** start of EXTRACTED MATERIAL **

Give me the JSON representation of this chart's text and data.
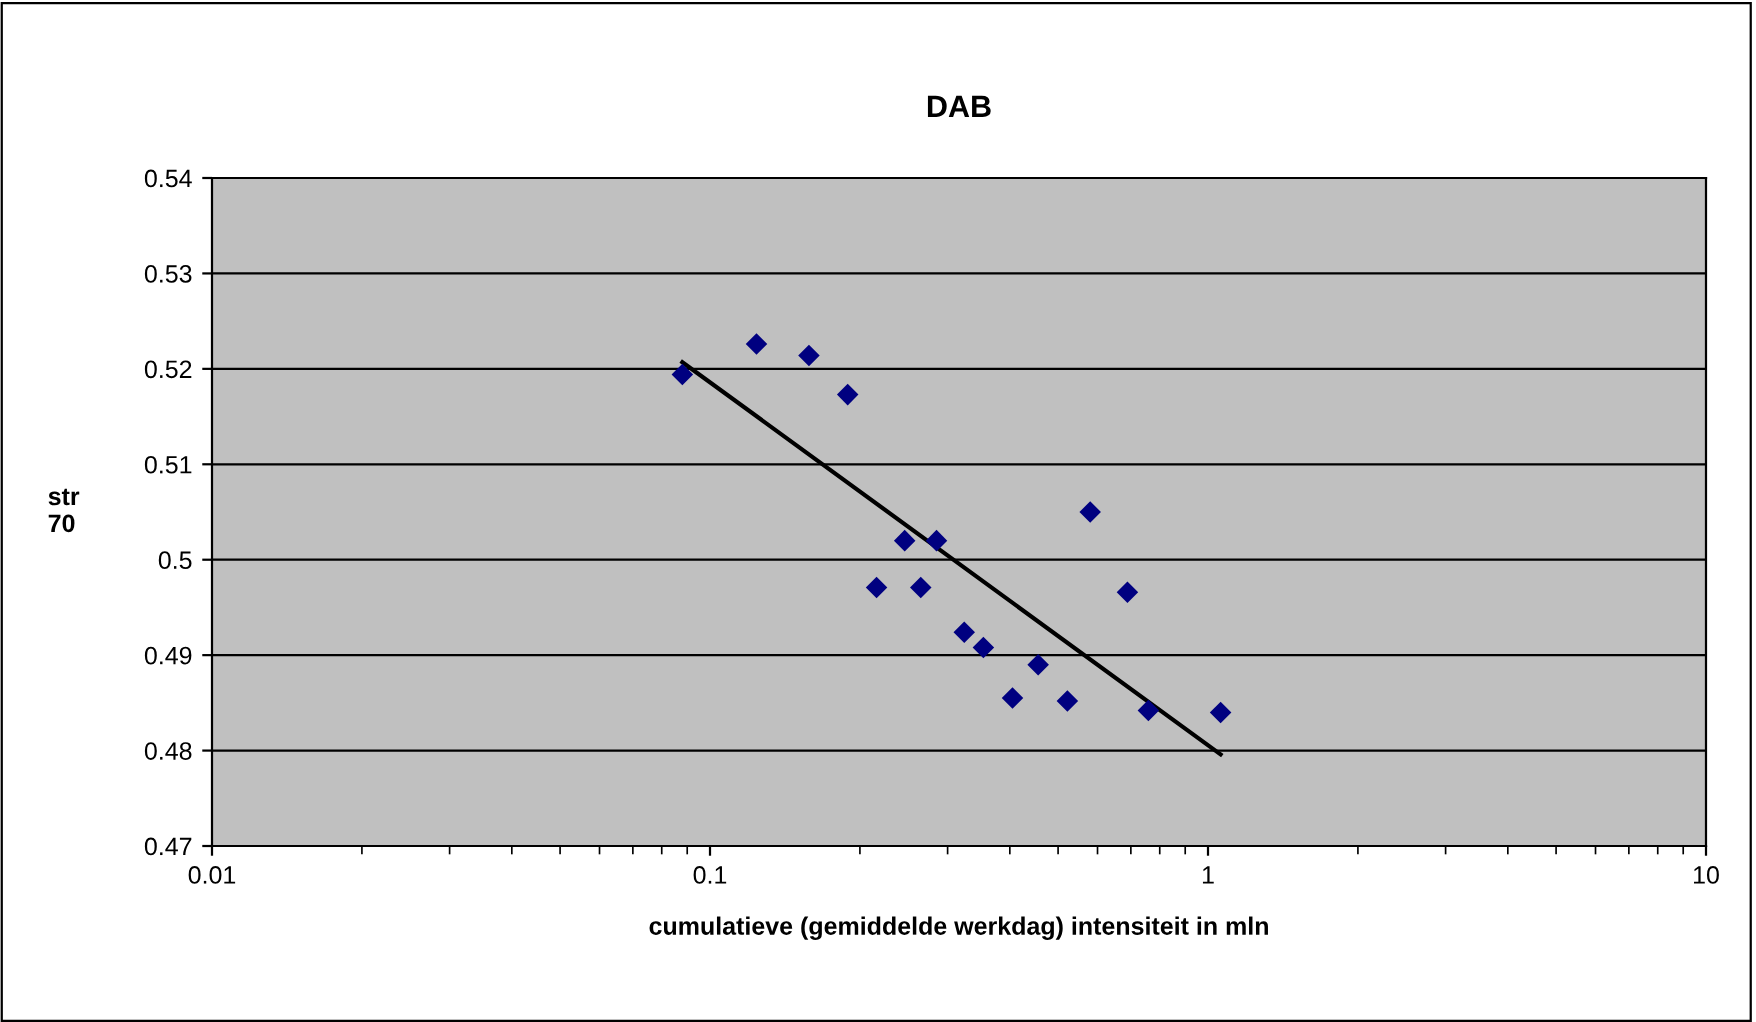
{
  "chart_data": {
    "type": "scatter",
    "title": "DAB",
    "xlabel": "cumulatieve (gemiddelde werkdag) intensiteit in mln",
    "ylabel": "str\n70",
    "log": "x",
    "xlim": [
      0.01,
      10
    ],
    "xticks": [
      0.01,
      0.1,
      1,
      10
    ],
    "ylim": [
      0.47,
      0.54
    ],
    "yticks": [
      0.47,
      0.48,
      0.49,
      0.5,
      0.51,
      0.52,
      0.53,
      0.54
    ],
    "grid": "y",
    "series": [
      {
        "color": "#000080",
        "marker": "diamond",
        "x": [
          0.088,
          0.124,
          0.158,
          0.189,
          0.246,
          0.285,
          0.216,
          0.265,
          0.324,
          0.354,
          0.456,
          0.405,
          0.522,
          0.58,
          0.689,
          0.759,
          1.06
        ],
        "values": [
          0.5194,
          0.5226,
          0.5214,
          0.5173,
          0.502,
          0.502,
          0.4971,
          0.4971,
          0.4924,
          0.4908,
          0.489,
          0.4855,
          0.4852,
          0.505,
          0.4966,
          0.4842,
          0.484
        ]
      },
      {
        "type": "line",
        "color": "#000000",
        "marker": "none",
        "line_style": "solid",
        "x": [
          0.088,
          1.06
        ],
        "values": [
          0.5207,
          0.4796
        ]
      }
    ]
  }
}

** end of EXTRACTED MATERIAL **
** start of EXTRACTED MATERIAL **

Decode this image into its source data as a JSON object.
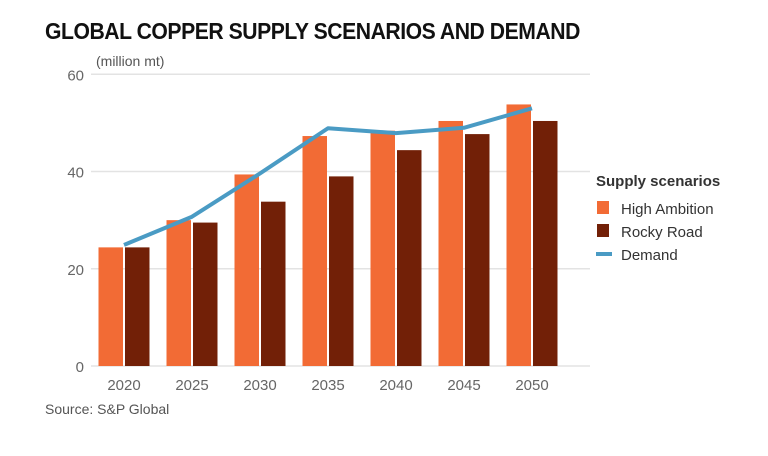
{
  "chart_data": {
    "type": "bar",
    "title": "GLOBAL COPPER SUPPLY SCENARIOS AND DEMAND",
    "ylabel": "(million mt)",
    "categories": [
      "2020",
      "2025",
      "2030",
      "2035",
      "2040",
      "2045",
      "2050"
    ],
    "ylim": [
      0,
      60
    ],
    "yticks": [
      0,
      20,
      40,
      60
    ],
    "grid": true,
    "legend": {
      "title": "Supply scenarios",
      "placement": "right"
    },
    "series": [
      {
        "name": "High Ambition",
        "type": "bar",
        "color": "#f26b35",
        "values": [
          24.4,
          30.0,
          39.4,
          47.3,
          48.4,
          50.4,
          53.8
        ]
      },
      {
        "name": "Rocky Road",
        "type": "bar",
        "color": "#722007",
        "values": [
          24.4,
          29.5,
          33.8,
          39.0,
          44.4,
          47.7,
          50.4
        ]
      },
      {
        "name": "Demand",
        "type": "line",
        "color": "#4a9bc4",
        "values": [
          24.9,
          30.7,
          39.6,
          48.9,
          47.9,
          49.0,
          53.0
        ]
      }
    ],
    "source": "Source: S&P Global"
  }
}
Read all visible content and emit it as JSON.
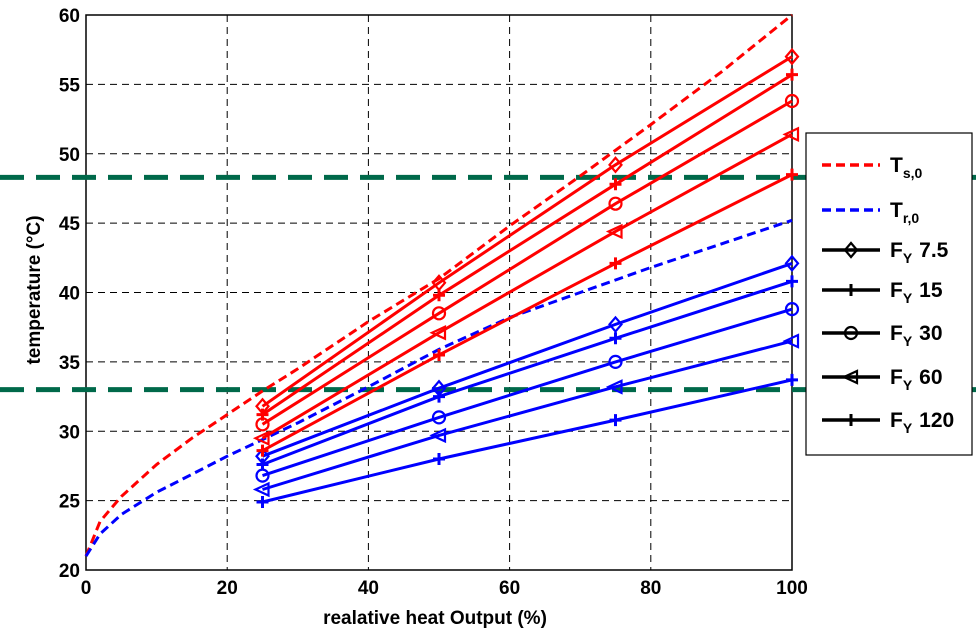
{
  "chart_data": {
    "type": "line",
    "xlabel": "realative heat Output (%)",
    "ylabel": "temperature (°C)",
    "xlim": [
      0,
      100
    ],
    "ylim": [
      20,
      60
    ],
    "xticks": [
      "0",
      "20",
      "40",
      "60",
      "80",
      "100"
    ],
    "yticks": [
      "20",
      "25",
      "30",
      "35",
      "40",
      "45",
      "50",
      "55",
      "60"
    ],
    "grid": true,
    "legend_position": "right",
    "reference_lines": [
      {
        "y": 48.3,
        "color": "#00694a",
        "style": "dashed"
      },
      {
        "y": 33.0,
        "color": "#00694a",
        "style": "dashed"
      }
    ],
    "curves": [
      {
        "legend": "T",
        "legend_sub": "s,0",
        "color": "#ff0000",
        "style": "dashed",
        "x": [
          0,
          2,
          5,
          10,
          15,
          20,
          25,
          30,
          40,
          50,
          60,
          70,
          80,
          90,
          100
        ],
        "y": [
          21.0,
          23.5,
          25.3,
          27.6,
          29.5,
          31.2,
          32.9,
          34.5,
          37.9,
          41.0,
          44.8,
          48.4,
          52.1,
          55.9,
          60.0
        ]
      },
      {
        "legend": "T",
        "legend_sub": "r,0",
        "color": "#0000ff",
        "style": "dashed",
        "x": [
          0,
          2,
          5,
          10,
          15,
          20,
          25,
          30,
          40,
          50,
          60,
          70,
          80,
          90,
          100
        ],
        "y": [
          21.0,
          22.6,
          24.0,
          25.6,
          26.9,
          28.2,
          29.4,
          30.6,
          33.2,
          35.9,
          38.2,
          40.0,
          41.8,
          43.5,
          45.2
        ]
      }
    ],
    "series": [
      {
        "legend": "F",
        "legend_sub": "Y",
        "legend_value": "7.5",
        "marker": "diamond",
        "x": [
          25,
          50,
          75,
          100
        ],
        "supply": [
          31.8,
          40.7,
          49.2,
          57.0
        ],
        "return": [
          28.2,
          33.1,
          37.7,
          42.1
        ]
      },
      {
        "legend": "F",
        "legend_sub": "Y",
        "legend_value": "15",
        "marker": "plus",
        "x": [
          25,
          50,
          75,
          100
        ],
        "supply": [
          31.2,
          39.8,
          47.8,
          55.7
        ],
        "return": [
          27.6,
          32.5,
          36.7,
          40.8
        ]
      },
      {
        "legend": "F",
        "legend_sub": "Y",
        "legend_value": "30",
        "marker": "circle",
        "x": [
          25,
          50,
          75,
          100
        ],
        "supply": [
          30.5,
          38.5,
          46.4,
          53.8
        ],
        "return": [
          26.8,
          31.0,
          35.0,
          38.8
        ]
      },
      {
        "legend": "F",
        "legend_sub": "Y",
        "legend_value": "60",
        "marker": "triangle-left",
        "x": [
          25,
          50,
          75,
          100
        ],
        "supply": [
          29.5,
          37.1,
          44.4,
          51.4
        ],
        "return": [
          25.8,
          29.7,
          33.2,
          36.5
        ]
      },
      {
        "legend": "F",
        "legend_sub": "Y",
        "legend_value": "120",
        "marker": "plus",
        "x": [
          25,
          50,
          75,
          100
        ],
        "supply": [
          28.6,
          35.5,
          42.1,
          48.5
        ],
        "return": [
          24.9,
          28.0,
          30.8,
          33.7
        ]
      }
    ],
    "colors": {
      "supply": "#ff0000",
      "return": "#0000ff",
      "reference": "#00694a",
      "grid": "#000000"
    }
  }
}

** end of EXTRACTED MATERIAL **

§ **WORK TO BE COMPLETED**:
Give only the number of lines in the entries that contain "JSON".

§ **THE RESPONSE**:
3